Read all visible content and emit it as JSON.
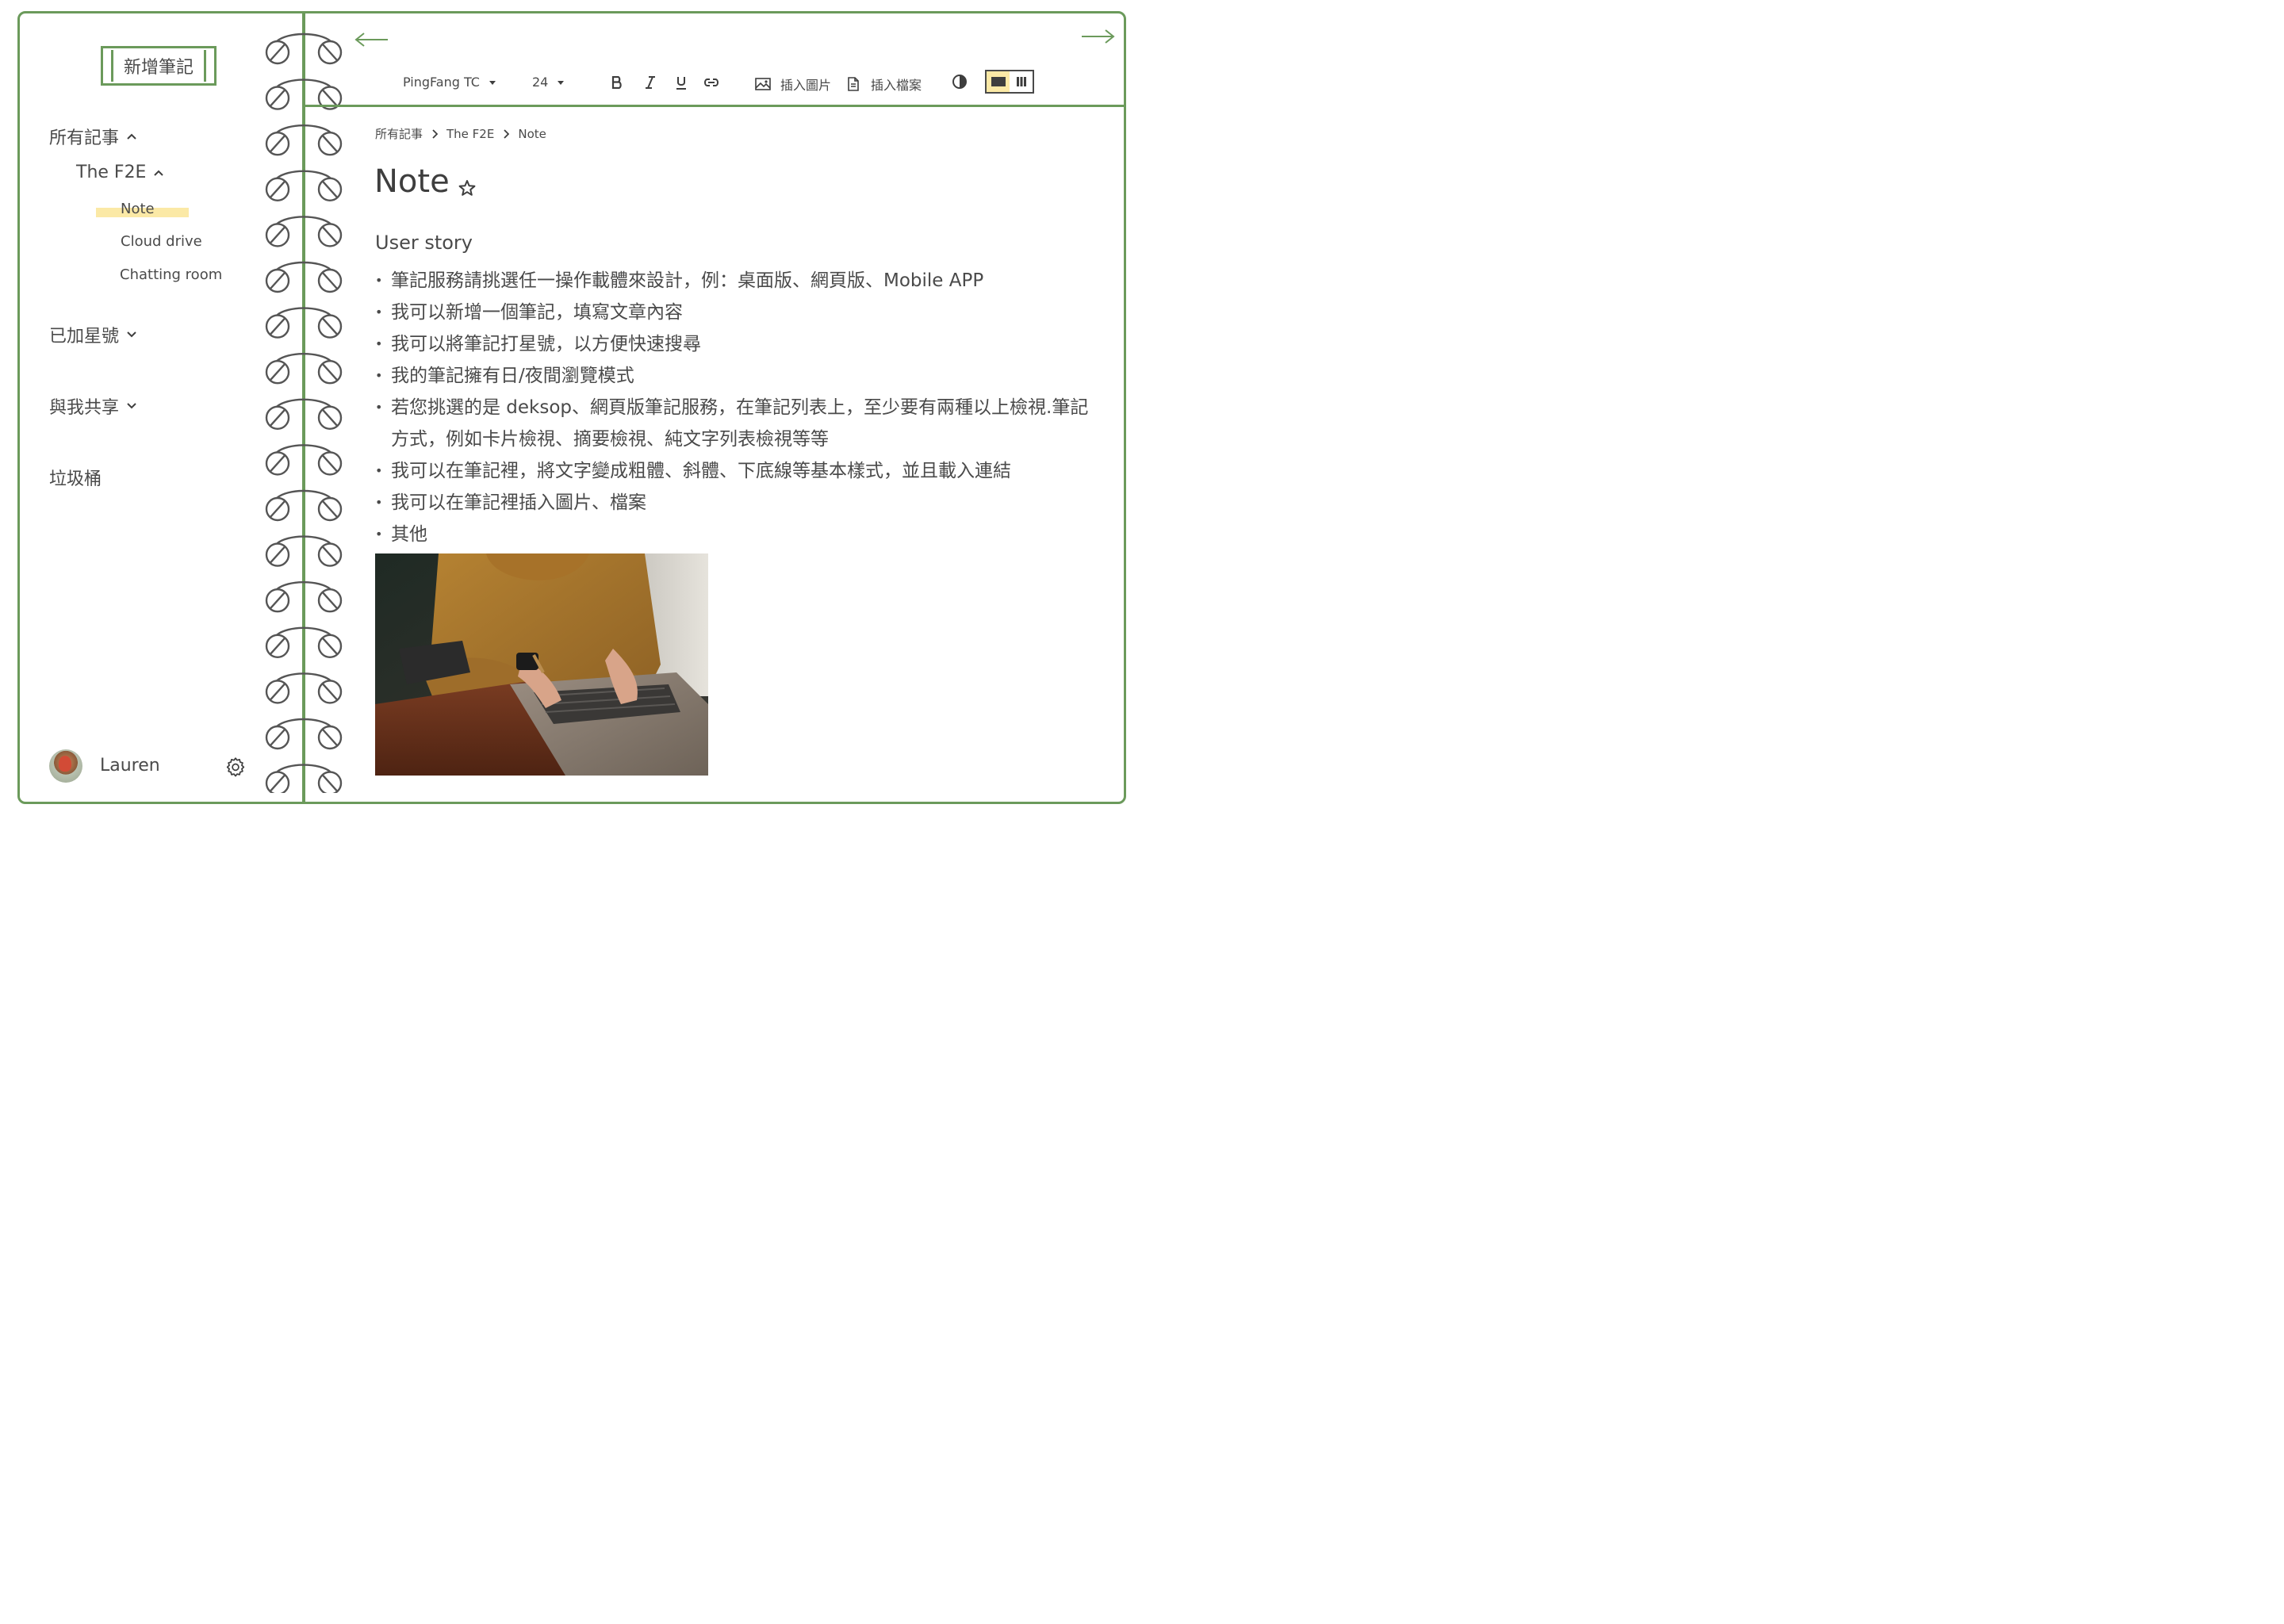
{
  "sidebar": {
    "new_note_label": "新增筆記",
    "all_notes_label": "所有記事",
    "folder_label": "The F2E",
    "notes": [
      {
        "label": "Note",
        "active": true
      },
      {
        "label": "Cloud drive",
        "active": false
      },
      {
        "label": "Chatting room",
        "active": false
      }
    ],
    "starred_label": "已加星號",
    "shared_label": "與我共享",
    "trash_label": "垃圾桶",
    "user_name": "Lauren"
  },
  "toolbar": {
    "font_family": "PingFang TC",
    "font_size": "24",
    "insert_image_label": "插入圖片",
    "insert_file_label": "插入檔案"
  },
  "breadcrumb": {
    "items": [
      "所有記事",
      "The F2E",
      "Note"
    ]
  },
  "note": {
    "title": "Note",
    "heading": "User story",
    "items": [
      "筆記服務請挑選任一操作載體來設計，例：桌面版、網頁版、Mobile APP",
      "我可以新增一個筆記，填寫文章內容",
      "我可以將筆記打星號，以方便快速搜尋",
      "我的筆記擁有日/夜間瀏覽模式",
      "若您挑選的是 deksop、網頁版筆記服務，在筆記列表上，至少要有兩種以上檢視.筆記方式，例如卡片檢視、摘要檢視、純文字列表檢視等等",
      "我可以在筆記裡，將文字變成粗體、斜體、下底線等基本樣式，並且載入連結",
      "我可以在筆記裡插入圖片、檔案",
      "其他"
    ]
  },
  "colors": {
    "accent": "#6b9a5b",
    "highlight": "#fbe9a6",
    "text": "#4a4a4a"
  },
  "icons": {
    "back": "arrow-left-icon",
    "forward": "arrow-right-icon",
    "settings": "gear-icon",
    "star": "star-icon"
  }
}
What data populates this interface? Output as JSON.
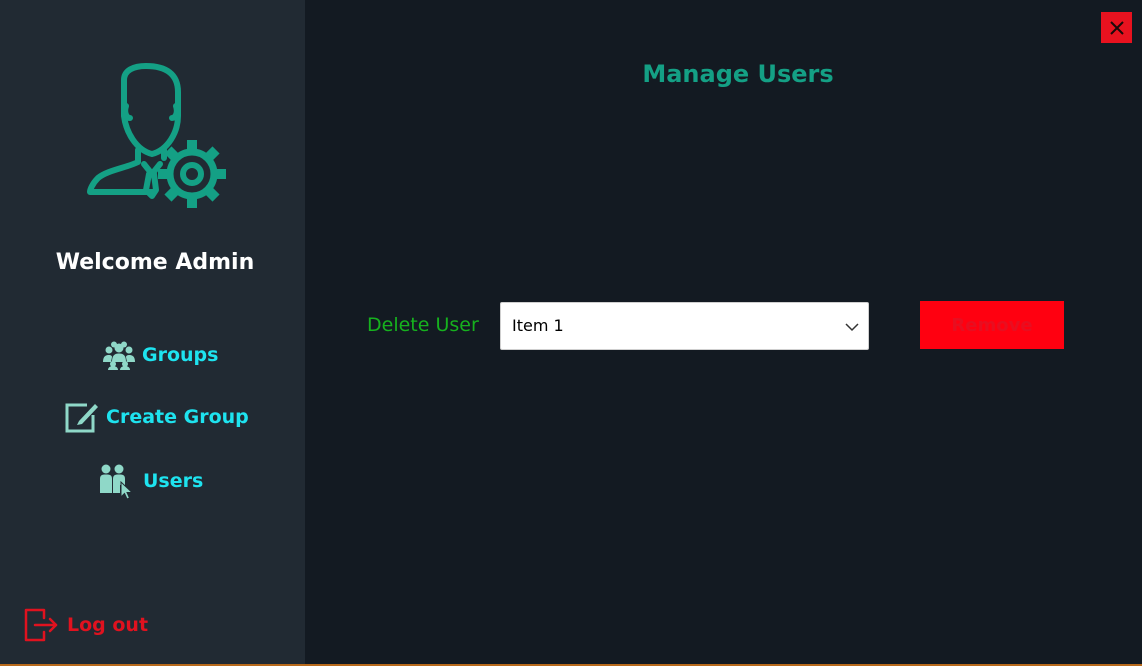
{
  "sidebar": {
    "welcome_text": "Welcome Admin",
    "nav": {
      "groups_label": "Groups",
      "create_group_label": "Create Group",
      "users_label": "Users"
    },
    "logout_label": "Log out"
  },
  "main": {
    "title": "Manage Users",
    "delete_label": "Delete User",
    "user_select": {
      "selected": "Item 1"
    },
    "remove_label": "Remove"
  },
  "icons": {
    "admin": "admin-user-gear-icon",
    "groups": "groups-icon",
    "create_group": "edit-icon",
    "users": "users-pointer-icon",
    "logout": "logout-icon",
    "close": "close-icon",
    "dropdown": "chevron-down-icon"
  },
  "colors": {
    "sidebar_bg": "#212a33",
    "main_bg": "#131a22",
    "accent_teal": "#14a085",
    "nav_cyan": "#1ee3ef",
    "label_green": "#16b11e",
    "danger_red": "#ff0010"
  }
}
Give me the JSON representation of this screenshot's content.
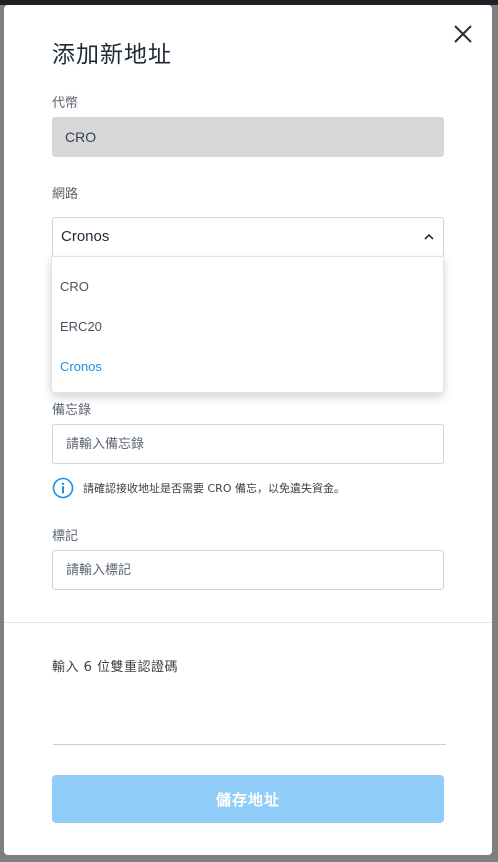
{
  "modal": {
    "title": "添加新地址",
    "close_icon": "close-icon"
  },
  "token": {
    "label": "代幣",
    "value": "CRO"
  },
  "network": {
    "label": "網路",
    "selected": "Cronos",
    "options": [
      "CRO",
      "ERC20",
      "Cronos"
    ],
    "selected_color": "#1b8fe0"
  },
  "memo": {
    "label": "備忘錄",
    "placeholder": "請輸入備忘錄",
    "info": "請確認接收地址是否需要 CRO 備忘，以免遺失資金。",
    "info_icon": "info-icon",
    "info_color": "#1b8fe0"
  },
  "tag": {
    "label": "標記",
    "placeholder": "請輸入標記"
  },
  "otp": {
    "label": "輸入 6 位雙重認證碼",
    "digits": [
      "",
      "",
      "",
      "",
      "",
      ""
    ]
  },
  "save_button": {
    "label": "儲存地址",
    "color": "#90cdf8"
  }
}
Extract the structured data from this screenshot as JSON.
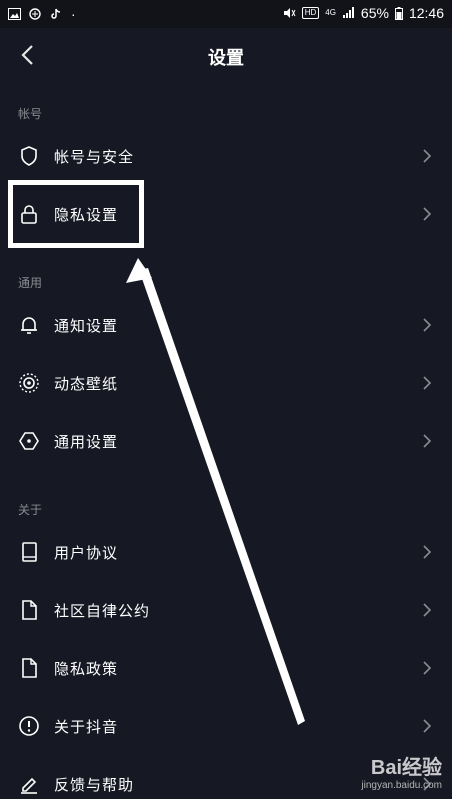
{
  "status_bar": {
    "network": "4G",
    "hd": "HD",
    "battery": "65%",
    "time": "12:46"
  },
  "header": {
    "title": "设置"
  },
  "sections": [
    {
      "label": "帐号"
    },
    {
      "label": "通用"
    },
    {
      "label": "关于"
    }
  ],
  "items": [
    {
      "label": "帐号与安全",
      "icon": "shield-icon"
    },
    {
      "label": "隐私设置",
      "icon": "lock-icon"
    },
    {
      "label": "通知设置",
      "icon": "bell-icon"
    },
    {
      "label": "动态壁纸",
      "icon": "wallpaper-icon"
    },
    {
      "label": "通用设置",
      "icon": "hexagon-icon"
    },
    {
      "label": "用户协议",
      "icon": "book-icon"
    },
    {
      "label": "社区自律公约",
      "icon": "document-icon"
    },
    {
      "label": "隐私政策",
      "icon": "document-icon"
    },
    {
      "label": "关于抖音",
      "icon": "info-icon"
    },
    {
      "label": "反馈与帮助",
      "icon": "pencil-icon"
    }
  ],
  "watermark": {
    "logo": "Bai经验",
    "url": "jingyan.baidu.com"
  },
  "colors": {
    "background": "#161823",
    "text": "#ffffff",
    "muted": "#8a8b91"
  }
}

====

§ WHAT THE TASK ASKS
Count each line of the data where the word "this" appears, then reply with the total only.

§ OUTPUT OF THE EXERCISE
3